DO THIS → Using the entries that follow, collect the lines where the word "color" appears.
+++
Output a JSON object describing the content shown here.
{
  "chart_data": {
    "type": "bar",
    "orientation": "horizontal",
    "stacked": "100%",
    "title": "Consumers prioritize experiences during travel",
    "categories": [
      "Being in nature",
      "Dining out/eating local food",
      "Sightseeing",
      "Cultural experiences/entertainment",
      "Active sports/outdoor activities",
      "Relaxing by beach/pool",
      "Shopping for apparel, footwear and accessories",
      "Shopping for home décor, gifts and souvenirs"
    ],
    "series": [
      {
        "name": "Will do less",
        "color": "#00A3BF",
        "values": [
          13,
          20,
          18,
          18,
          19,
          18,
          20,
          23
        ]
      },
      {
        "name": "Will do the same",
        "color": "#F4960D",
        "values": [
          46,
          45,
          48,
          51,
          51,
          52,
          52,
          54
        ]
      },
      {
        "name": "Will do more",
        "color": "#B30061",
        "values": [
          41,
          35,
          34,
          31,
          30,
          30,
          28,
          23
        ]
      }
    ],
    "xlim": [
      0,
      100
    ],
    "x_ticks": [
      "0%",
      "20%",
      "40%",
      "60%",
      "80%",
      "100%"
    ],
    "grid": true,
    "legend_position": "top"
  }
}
+++
THE SOLUTION →
        "color": "#00A3BF",
        "color": "#F4960D",
        "color": "#B30061",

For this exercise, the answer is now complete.